■ WHAT YOU ARE ASKED TO DO
Keep only the lines where "Value" appears.

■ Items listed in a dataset
┌──

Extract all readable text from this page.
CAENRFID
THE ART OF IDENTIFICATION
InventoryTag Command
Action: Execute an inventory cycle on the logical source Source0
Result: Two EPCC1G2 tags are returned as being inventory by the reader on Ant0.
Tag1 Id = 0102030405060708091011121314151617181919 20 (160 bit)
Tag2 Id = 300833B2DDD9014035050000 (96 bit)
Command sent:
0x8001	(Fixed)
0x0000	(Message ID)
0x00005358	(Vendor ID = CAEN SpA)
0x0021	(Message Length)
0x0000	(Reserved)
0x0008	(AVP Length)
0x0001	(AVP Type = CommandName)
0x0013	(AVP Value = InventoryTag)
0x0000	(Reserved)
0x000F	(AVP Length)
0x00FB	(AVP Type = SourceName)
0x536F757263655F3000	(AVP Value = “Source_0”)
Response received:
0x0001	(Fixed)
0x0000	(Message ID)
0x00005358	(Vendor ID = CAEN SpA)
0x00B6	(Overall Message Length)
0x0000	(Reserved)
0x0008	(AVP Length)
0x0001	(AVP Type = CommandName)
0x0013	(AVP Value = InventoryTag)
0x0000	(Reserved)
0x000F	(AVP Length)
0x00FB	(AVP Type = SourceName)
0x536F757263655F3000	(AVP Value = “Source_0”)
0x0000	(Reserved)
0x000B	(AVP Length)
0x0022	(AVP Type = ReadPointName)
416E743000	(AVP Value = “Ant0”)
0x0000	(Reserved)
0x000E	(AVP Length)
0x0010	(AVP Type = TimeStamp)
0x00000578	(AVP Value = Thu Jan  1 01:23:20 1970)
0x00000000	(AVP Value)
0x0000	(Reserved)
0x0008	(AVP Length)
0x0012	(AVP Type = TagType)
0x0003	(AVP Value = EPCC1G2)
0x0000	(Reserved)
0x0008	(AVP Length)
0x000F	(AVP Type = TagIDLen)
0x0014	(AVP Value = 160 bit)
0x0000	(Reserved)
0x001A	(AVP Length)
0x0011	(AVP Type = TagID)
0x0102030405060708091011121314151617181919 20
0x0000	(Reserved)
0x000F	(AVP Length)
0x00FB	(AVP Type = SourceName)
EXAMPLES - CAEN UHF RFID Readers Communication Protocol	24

└──

■ COMPLETE ANSWER
0x0013	(AVP Value = InventoryTag)
0x536F757263655F3000	(AVP Value = “Source_0”)
0x0013	(AVP Value = InventoryTag)
0x536F757263655F3000	(AVP Value = “Source_0”)
416E743000	(AVP Value = “Ant0”)
0x00000578	(AVP Value = Thu Jan  1 01:23:20 1970)
0x00000000	(AVP Value)
0x0003	(AVP Value = EPCC1G2)
0x0014	(AVP Value = 160 bit)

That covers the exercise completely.